◆ **Task details**
In the material below, find every line with "Generic" and pull it out.

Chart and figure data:
=-=-=

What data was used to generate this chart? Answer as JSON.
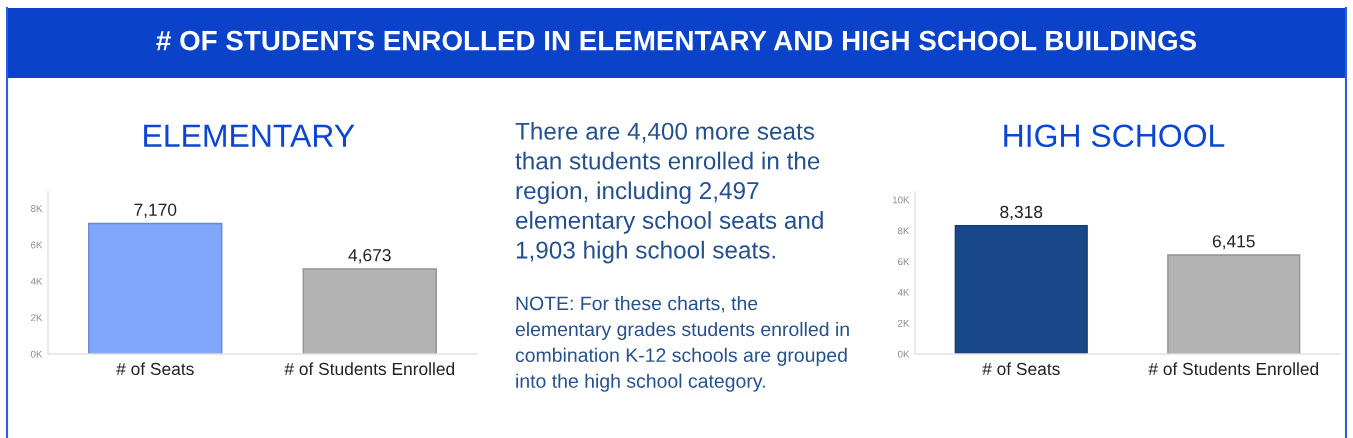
{
  "chart_data": [
    {
      "type": "other",
      "title": "# OF STUDENTS ENROLLED IN ELEMENTARY AND HIGH SCHOOL BUILDINGS"
    },
    {
      "type": "bar",
      "title": "ELEMENTARY",
      "categories": [
        "# of Seats",
        "# of Students Enrolled"
      ],
      "values": [
        7170,
        4673
      ],
      "colors": [
        "#80a6fb",
        "#b3b3b3"
      ],
      "value_labels": [
        "7,170",
        "4,673"
      ],
      "ylim": [
        0,
        8900
      ],
      "yticks": [
        {
          "value": 0,
          "label": "0K"
        },
        {
          "value": 2000,
          "label": "2K"
        },
        {
          "value": 4000,
          "label": "4K"
        },
        {
          "value": 6000,
          "label": "6K"
        },
        {
          "value": 8000,
          "label": "8K"
        }
      ]
    },
    {
      "type": "other",
      "annotations": [
        "There are 4,400 more seats\nthan students enrolled in the\nregion, including 2,497\nelementary school seats and\n1,903 high school seats.",
        "NOTE: For these charts, the\nelementary grades students enrolled in\ncombination K-12 schools are grouped\ninto the high school category."
      ]
    },
    {
      "type": "bar",
      "title": "HIGH SCHOOL",
      "categories": [
        "# of Seats",
        "# of Students Enrolled"
      ],
      "values": [
        8318,
        6415
      ],
      "colors": [
        "#19488a",
        "#b3b3b3"
      ],
      "value_labels": [
        "8,318",
        "6,415"
      ],
      "ylim": [
        0,
        10500
      ],
      "yticks": [
        {
          "value": 0,
          "label": "0K"
        },
        {
          "value": 2000,
          "label": "2K"
        },
        {
          "value": 4000,
          "label": "4K"
        },
        {
          "value": 6000,
          "label": "6K"
        },
        {
          "value": 8000,
          "label": "8K"
        },
        {
          "value": 10000,
          "label": "10K"
        }
      ]
    }
  ]
}
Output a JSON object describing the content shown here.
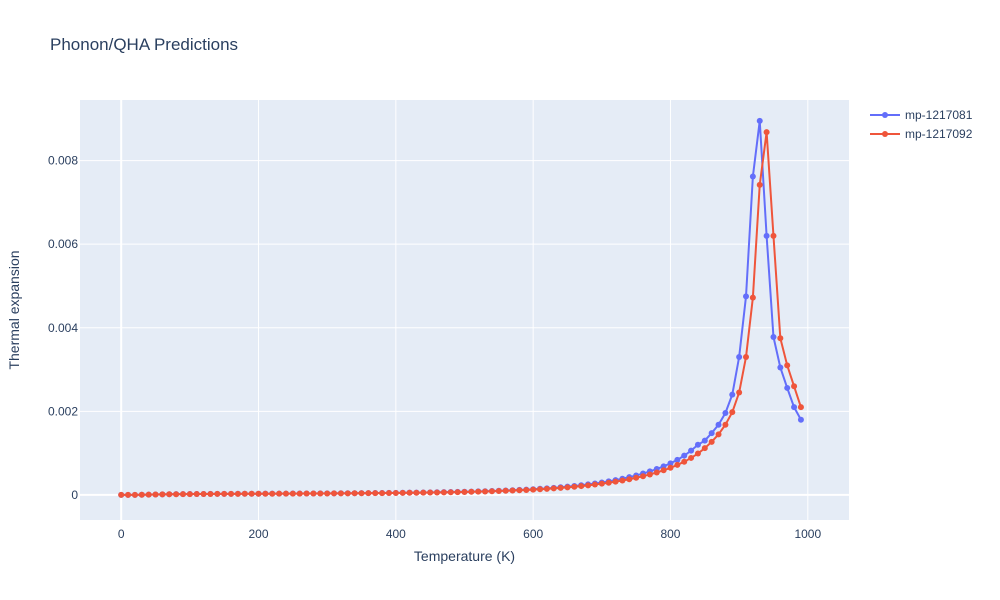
{
  "chart_data": {
    "type": "line",
    "title": "Phonon/QHA Predictions",
    "xlabel": "Temperature (K)",
    "ylabel": "Thermal expansion",
    "xlim": [
      -60,
      1060
    ],
    "ylim": [
      -0.0006,
      0.00945
    ],
    "x_ticks": [
      0,
      200,
      400,
      600,
      800,
      1000
    ],
    "x_tick_labels": [
      "0",
      "200",
      "400",
      "600",
      "800",
      "1000"
    ],
    "y_ticks": [
      0,
      0.002,
      0.004,
      0.006,
      0.008
    ],
    "y_tick_labels": [
      "0",
      "0.002",
      "0.004",
      "0.006",
      "0.008"
    ],
    "grid": true,
    "legend_position": "top-right, outside plot",
    "series": [
      {
        "name": "mp-1217081",
        "color": "#636efa",
        "x": [
          0,
          10,
          20,
          30,
          40,
          50,
          60,
          70,
          80,
          90,
          100,
          110,
          120,
          130,
          140,
          150,
          160,
          170,
          180,
          190,
          200,
          210,
          220,
          230,
          240,
          250,
          260,
          270,
          280,
          290,
          300,
          310,
          320,
          330,
          340,
          350,
          360,
          370,
          380,
          390,
          400,
          410,
          420,
          430,
          440,
          450,
          460,
          470,
          480,
          490,
          500,
          510,
          520,
          530,
          540,
          550,
          560,
          570,
          580,
          590,
          600,
          610,
          620,
          630,
          640,
          650,
          660,
          670,
          680,
          690,
          700,
          710,
          720,
          730,
          740,
          750,
          760,
          770,
          780,
          790,
          800,
          810,
          820,
          830,
          840,
          850,
          860,
          870,
          880,
          890,
          900,
          910,
          920,
          930,
          940,
          950,
          960,
          970,
          980,
          990
        ],
        "y": [
          0,
          0,
          2e-06,
          5e-06,
          8e-06,
          1.1e-05,
          1.4e-05,
          1.6e-05,
          1.8e-05,
          2e-05,
          2.1e-05,
          2.2e-05,
          2.3e-05,
          2.4e-05,
          2.5e-05,
          2.6e-05,
          2.6e-05,
          2.7e-05,
          2.8e-05,
          2.8e-05,
          2.9e-05,
          3e-05,
          3e-05,
          3.1e-05,
          3.2e-05,
          3.3e-05,
          3.3e-05,
          3.4e-05,
          3.5e-05,
          3.6e-05,
          3.7e-05,
          3.8e-05,
          3.9e-05,
          4e-05,
          4.1e-05,
          4.2e-05,
          4.4e-05,
          4.5e-05,
          4.7e-05,
          4.8e-05,
          5e-05,
          5.2e-05,
          5.4e-05,
          5.6e-05,
          5.8e-05,
          6e-05,
          6.3e-05,
          6.6e-05,
          6.9e-05,
          7.2e-05,
          7.6e-05,
          8e-05,
          8.4e-05,
          8.9e-05,
          9.4e-05,
          0.0001,
          0.000106,
          0.000113,
          0.00012,
          0.000128,
          0.000137,
          0.000147,
          0.000158,
          0.00017,
          0.000183,
          0.000198,
          0.000214,
          0.000232,
          0.000252,
          0.000274,
          0.000298,
          0.000325,
          0.000355,
          0.000388,
          0.000425,
          0.000466,
          0.000512,
          0.000563,
          0.00062,
          0.000684,
          0.000755,
          0.00084,
          0.00094,
          0.00106,
          0.0012,
          0.0013,
          0.00148,
          0.00168,
          0.00196,
          0.0024,
          0.0033,
          0.00475,
          0.00762,
          0.00895,
          0.0062,
          0.00378,
          0.00305,
          0.00256,
          0.0021,
          0.0018
        ]
      },
      {
        "name": "mp-1217092",
        "color": "#ef553b",
        "x": [
          0,
          10,
          20,
          30,
          40,
          50,
          60,
          70,
          80,
          90,
          100,
          110,
          120,
          130,
          140,
          150,
          160,
          170,
          180,
          190,
          200,
          210,
          220,
          230,
          240,
          250,
          260,
          270,
          280,
          290,
          300,
          310,
          320,
          330,
          340,
          350,
          360,
          370,
          380,
          390,
          400,
          410,
          420,
          430,
          440,
          450,
          460,
          470,
          480,
          490,
          500,
          510,
          520,
          530,
          540,
          550,
          560,
          570,
          580,
          590,
          600,
          610,
          620,
          630,
          640,
          650,
          660,
          670,
          680,
          690,
          700,
          710,
          720,
          730,
          740,
          750,
          760,
          770,
          780,
          790,
          800,
          810,
          820,
          830,
          840,
          850,
          860,
          870,
          880,
          890,
          900,
          910,
          920,
          930,
          940,
          950,
          960,
          970,
          980,
          990
        ],
        "y": [
          0,
          0,
          2e-06,
          5e-06,
          8e-06,
          1.1e-05,
          1.3e-05,
          1.5e-05,
          1.7e-05,
          1.9e-05,
          2e-05,
          2.1e-05,
          2.2e-05,
          2.3e-05,
          2.4e-05,
          2.5e-05,
          2.5e-05,
          2.6e-05,
          2.7e-05,
          2.7e-05,
          2.8e-05,
          2.9e-05,
          2.9e-05,
          3e-05,
          3.1e-05,
          3.1e-05,
          3.2e-05,
          3.3e-05,
          3.4e-05,
          3.5e-05,
          3.5e-05,
          3.6e-05,
          3.7e-05,
          3.8e-05,
          3.9e-05,
          4e-05,
          4.2e-05,
          4.3e-05,
          4.4e-05,
          4.6e-05,
          4.7e-05,
          4.9e-05,
          5.1e-05,
          5.3e-05,
          5.5e-05,
          5.7e-05,
          5.9e-05,
          6.2e-05,
          6.5e-05,
          6.8e-05,
          7.1e-05,
          7.5e-05,
          7.9e-05,
          8.3e-05,
          8.8e-05,
          9.3e-05,
          9.9e-05,
          0.000105,
          0.000112,
          0.000119,
          0.000127,
          0.000136,
          0.000146,
          0.000157,
          0.000169,
          0.000182,
          0.000196,
          0.000212,
          0.000229,
          0.000248,
          0.000269,
          0.000292,
          0.000317,
          0.000345,
          0.000376,
          0.00041,
          0.000448,
          0.00049,
          0.000537,
          0.00059,
          0.00065,
          0.000718,
          0.000795,
          0.000885,
          0.00099,
          0.00112,
          0.00127,
          0.00145,
          0.00168,
          0.00198,
          0.00245,
          0.0033,
          0.00472,
          0.00742,
          0.00868,
          0.0062,
          0.00375,
          0.0031,
          0.0026,
          0.0021
        ]
      }
    ]
  }
}
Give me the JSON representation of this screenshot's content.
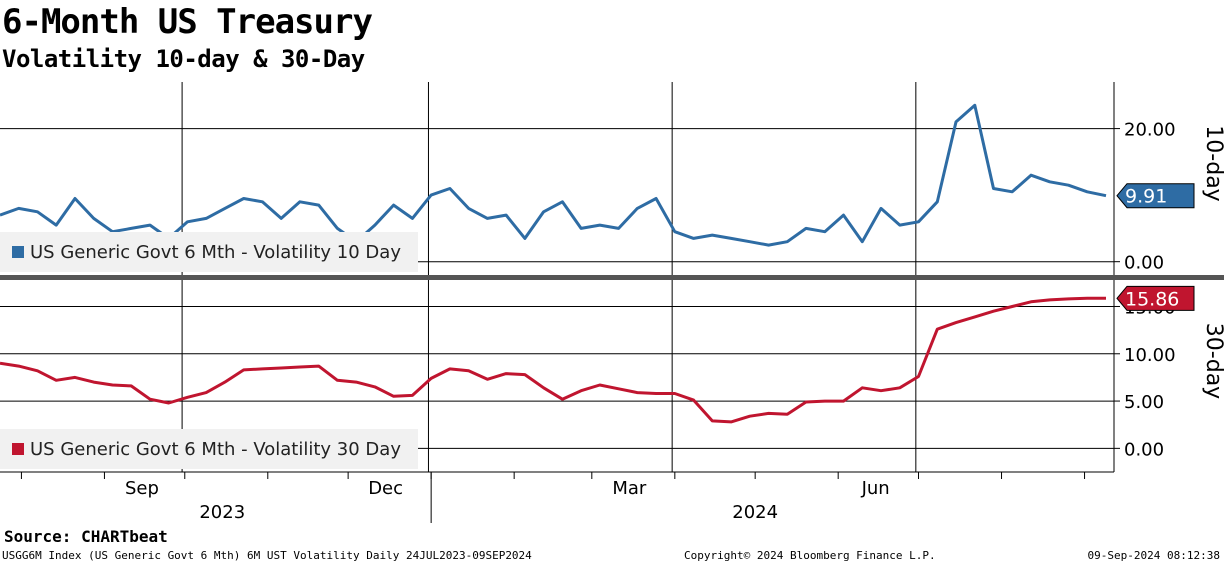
{
  "title": "6-Month US Treasury",
  "subtitle": "Volatility 10-day & 30-Day",
  "source": "Source: CHARTbeat",
  "footer": {
    "left": "USGG6M Index (US Generic Govt 6 Mth) 6M UST Volatility  Daily 24JUL2023-09SEP2024",
    "middle": "Copyright© 2024 Bloomberg Finance L.P.",
    "right": "09-Sep-2024 08:12:38"
  },
  "x_axis": {
    "month_labels": [
      "Sep",
      "Dec",
      "Mar",
      "Jun"
    ],
    "year_labels": [
      "2023",
      "2024"
    ]
  },
  "colors": {
    "series_10": "#2e6ca4",
    "series_30": "#c0152f",
    "grid": "#000000",
    "legend_bg": "#f1f1f1"
  },
  "chart_data": [
    {
      "type": "line",
      "title": "Volatility 10-day",
      "ylabel": "10-day",
      "ylim": [
        -2,
        27
      ],
      "yticks": [
        "0.00",
        "20.00"
      ],
      "last_value_label": "9.91",
      "legend": {
        "position": "bottom-left"
      },
      "grid": true,
      "series": [
        {
          "name": "US Generic Govt 6 Mth - Volatility 10 Day",
          "x": [
            "2023-07-24",
            "2023-07-31",
            "2023-08-07",
            "2023-08-14",
            "2023-08-21",
            "2023-08-28",
            "2023-09-04",
            "2023-09-11",
            "2023-09-18",
            "2023-09-25",
            "2023-10-02",
            "2023-10-09",
            "2023-10-16",
            "2023-10-23",
            "2023-10-30",
            "2023-11-06",
            "2023-11-13",
            "2023-11-20",
            "2023-11-27",
            "2023-12-04",
            "2023-12-11",
            "2023-12-18",
            "2023-12-25",
            "2024-01-01",
            "2024-01-08",
            "2024-01-15",
            "2024-01-22",
            "2024-01-29",
            "2024-02-05",
            "2024-02-12",
            "2024-02-19",
            "2024-02-26",
            "2024-03-04",
            "2024-03-11",
            "2024-03-18",
            "2024-03-25",
            "2024-04-01",
            "2024-04-08",
            "2024-04-15",
            "2024-04-22",
            "2024-04-29",
            "2024-05-06",
            "2024-05-13",
            "2024-05-20",
            "2024-05-27",
            "2024-06-03",
            "2024-06-10",
            "2024-06-17",
            "2024-06-24",
            "2024-07-01",
            "2024-07-08",
            "2024-07-15",
            "2024-07-22",
            "2024-07-29",
            "2024-08-05",
            "2024-08-12",
            "2024-08-19",
            "2024-08-26",
            "2024-09-02",
            "2024-09-09"
          ],
          "values": [
            7.0,
            8.0,
            7.5,
            5.5,
            9.5,
            6.5,
            4.5,
            5.0,
            5.5,
            3.5,
            6.0,
            6.5,
            8.0,
            9.5,
            9.0,
            6.5,
            9.0,
            8.5,
            5.0,
            3.0,
            5.5,
            8.5,
            6.5,
            10.0,
            11.0,
            8.0,
            6.5,
            7.0,
            3.5,
            7.5,
            9.0,
            5.0,
            5.5,
            5.0,
            8.0,
            9.5,
            4.5,
            3.5,
            4.0,
            3.5,
            3.0,
            2.5,
            3.0,
            5.0,
            4.5,
            7.0,
            3.0,
            8.0,
            5.5,
            6.0,
            9.0,
            21.0,
            23.5,
            11.0,
            10.5,
            13.0,
            12.0,
            11.5,
            10.5,
            9.91
          ]
        }
      ]
    },
    {
      "type": "line",
      "title": "Volatility 30-Day",
      "ylabel": "30-day",
      "ylim": [
        -2.5,
        17.8
      ],
      "yticks": [
        "0.00",
        "5.00",
        "10.00",
        "15.00"
      ],
      "last_value_label": "15.86",
      "legend": {
        "position": "bottom-left"
      },
      "grid": true,
      "series": [
        {
          "name": "US Generic Govt 6 Mth - Volatility 30 Day",
          "x": [
            "2023-07-24",
            "2023-07-31",
            "2023-08-07",
            "2023-08-14",
            "2023-08-21",
            "2023-08-28",
            "2023-09-04",
            "2023-09-11",
            "2023-09-18",
            "2023-09-25",
            "2023-10-02",
            "2023-10-09",
            "2023-10-16",
            "2023-10-23",
            "2023-10-30",
            "2023-11-06",
            "2023-11-13",
            "2023-11-20",
            "2023-11-27",
            "2023-12-04",
            "2023-12-11",
            "2023-12-18",
            "2023-12-25",
            "2024-01-01",
            "2024-01-08",
            "2024-01-15",
            "2024-01-22",
            "2024-01-29",
            "2024-02-05",
            "2024-02-12",
            "2024-02-19",
            "2024-02-26",
            "2024-03-04",
            "2024-03-11",
            "2024-03-18",
            "2024-03-25",
            "2024-04-01",
            "2024-04-08",
            "2024-04-15",
            "2024-04-22",
            "2024-04-29",
            "2024-05-06",
            "2024-05-13",
            "2024-05-20",
            "2024-05-27",
            "2024-06-03",
            "2024-06-10",
            "2024-06-17",
            "2024-06-24",
            "2024-07-01",
            "2024-07-08",
            "2024-07-15",
            "2024-07-22",
            "2024-07-29",
            "2024-08-05",
            "2024-08-12",
            "2024-08-19",
            "2024-08-26",
            "2024-09-02",
            "2024-09-09"
          ],
          "values": [
            9.0,
            8.7,
            8.2,
            7.2,
            7.5,
            7.0,
            6.7,
            6.6,
            5.2,
            4.8,
            5.4,
            5.9,
            7.0,
            8.3,
            8.4,
            8.5,
            8.6,
            8.7,
            7.2,
            7.0,
            6.5,
            5.5,
            5.6,
            7.4,
            8.4,
            8.2,
            7.3,
            7.9,
            7.8,
            6.4,
            5.2,
            6.1,
            6.7,
            6.3,
            5.9,
            5.8,
            5.8,
            5.1,
            2.9,
            2.8,
            3.4,
            3.7,
            3.6,
            4.9,
            5.0,
            5.0,
            6.4,
            6.1,
            6.4,
            7.6,
            12.6,
            13.3,
            13.9,
            14.5,
            15.0,
            15.5,
            15.7,
            15.8,
            15.86,
            15.86
          ]
        }
      ]
    }
  ]
}
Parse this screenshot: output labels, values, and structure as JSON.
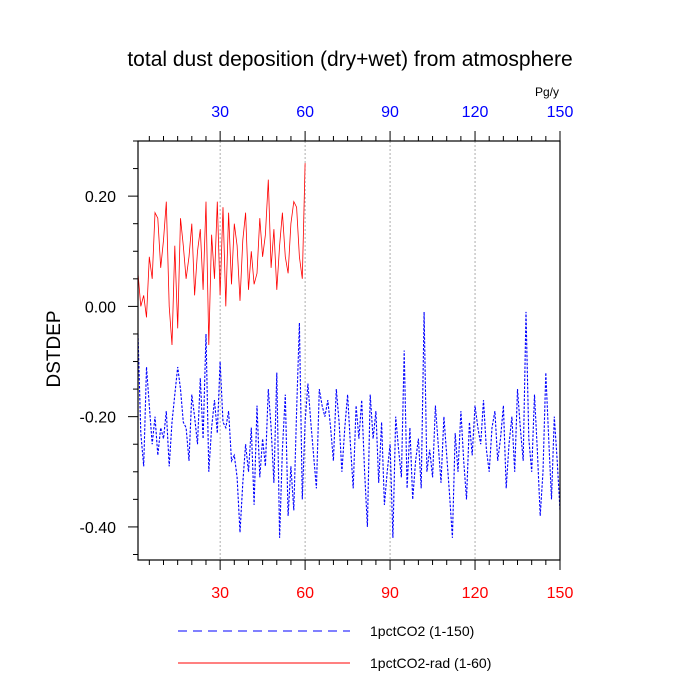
{
  "chart_data": {
    "type": "line",
    "title": "total dust deposition (dry+wet) from atmosphere",
    "ylabel": "DSTDEP",
    "top_axis_unit": "Pg/y",
    "xlim": [
      1,
      150
    ],
    "ylim": [
      -0.46,
      0.3
    ],
    "x_ticks": [
      "30",
      "60",
      "90",
      "120",
      "150"
    ],
    "top_ticks": [
      "30",
      "60",
      "90",
      "120",
      "150"
    ],
    "y_ticks": [
      "0.20",
      "0.00",
      "-0.20",
      "-0.40"
    ],
    "y_tick_values": [
      0.2,
      0.0,
      -0.2,
      -0.4
    ],
    "x_grid": [
      30,
      60,
      90,
      120
    ],
    "colors": {
      "bottom_ticks": "#ff0000",
      "top_ticks": "#0000ff"
    },
    "series": [
      {
        "name": "1pctCO2 (1-150)",
        "color": "#0000ff",
        "dash": "dashed",
        "values": [
          -0.05,
          -0.23,
          -0.29,
          -0.11,
          -0.18,
          -0.25,
          -0.2,
          -0.27,
          -0.22,
          -0.24,
          -0.19,
          -0.29,
          -0.21,
          -0.16,
          -0.11,
          -0.15,
          -0.21,
          -0.22,
          -0.28,
          -0.16,
          -0.2,
          -0.25,
          -0.13,
          -0.24,
          -0.05,
          -0.3,
          -0.22,
          -0.17,
          -0.23,
          -0.1,
          -0.21,
          -0.22,
          -0.19,
          -0.28,
          -0.27,
          -0.31,
          -0.41,
          -0.32,
          -0.25,
          -0.3,
          -0.22,
          -0.36,
          -0.18,
          -0.31,
          -0.24,
          -0.29,
          -0.15,
          -0.22,
          -0.32,
          -0.12,
          -0.42,
          -0.26,
          -0.16,
          -0.38,
          -0.29,
          -0.37,
          -0.19,
          -0.03,
          -0.35,
          -0.21,
          -0.14,
          -0.21,
          -0.27,
          -0.33,
          -0.15,
          -0.18,
          -0.2,
          -0.17,
          -0.22,
          -0.28,
          -0.15,
          -0.21,
          -0.3,
          -0.22,
          -0.16,
          -0.25,
          -0.33,
          -0.18,
          -0.24,
          -0.17,
          -0.3,
          -0.4,
          -0.16,
          -0.24,
          -0.19,
          -0.32,
          -0.21,
          -0.36,
          -0.3,
          -0.25,
          -0.42,
          -0.2,
          -0.26,
          -0.31,
          -0.08,
          -0.33,
          -0.22,
          -0.35,
          -0.28,
          -0.24,
          -0.33,
          -0.01,
          -0.3,
          -0.26,
          -0.31,
          -0.18,
          -0.25,
          -0.32,
          -0.2,
          -0.27,
          -0.34,
          -0.42,
          -0.23,
          -0.3,
          -0.19,
          -0.28,
          -0.35,
          -0.21,
          -0.27,
          -0.18,
          -0.22,
          -0.25,
          -0.17,
          -0.26,
          -0.3,
          -0.22,
          -0.19,
          -0.28,
          -0.24,
          -0.18,
          -0.33,
          -0.25,
          -0.2,
          -0.3,
          -0.15,
          -0.22,
          -0.28,
          -0.01,
          -0.24,
          -0.3,
          -0.16,
          -0.26,
          -0.38,
          -0.3,
          -0.12,
          -0.24,
          -0.35,
          -0.2,
          -0.28,
          -0.37
        ]
      },
      {
        "name": "1pctCO2-rad (1-60)",
        "color": "#ff0000",
        "dash": "solid",
        "values": [
          0.06,
          0.0,
          0.02,
          -0.02,
          0.09,
          0.05,
          0.17,
          0.16,
          0.07,
          0.12,
          0.19,
          0.0,
          -0.07,
          0.11,
          -0.04,
          0.16,
          0.11,
          0.05,
          0.09,
          0.15,
          0.02,
          0.1,
          0.14,
          0.03,
          0.19,
          -0.07,
          0.13,
          0.05,
          0.19,
          0.02,
          0.18,
          0.0,
          0.17,
          0.04,
          0.15,
          0.11,
          0.01,
          0.12,
          0.17,
          0.03,
          0.1,
          0.04,
          0.06,
          0.16,
          0.09,
          0.13,
          0.23,
          0.07,
          0.14,
          0.03,
          0.11,
          0.17,
          0.09,
          0.06,
          0.15,
          0.19,
          0.18,
          0.09,
          0.05,
          0.26
        ]
      }
    ],
    "legend": {
      "placement": "bottom"
    }
  }
}
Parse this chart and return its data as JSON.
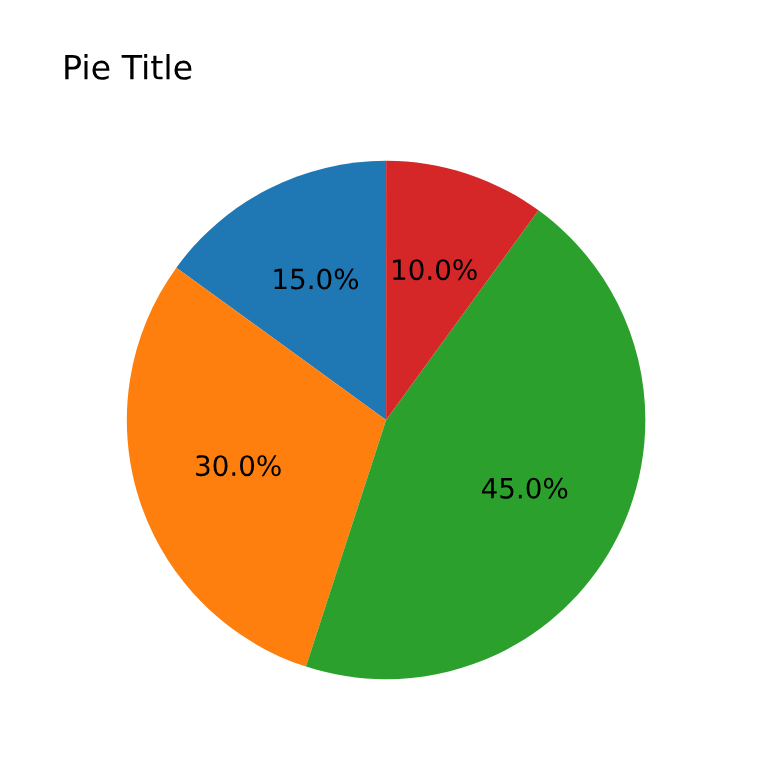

=-=-=

◆ **Final result**
    "left": "USGG6M Index (US Generic Govt 6 Mth) 6M UST Volatility  Daily 24JUL2023-09SEP2024",
          "name": "US Generic Govt 6 Mth - Volatility 10 Day",
          "name": "US Generic Govt 6 Mth - Volatility 30 Day",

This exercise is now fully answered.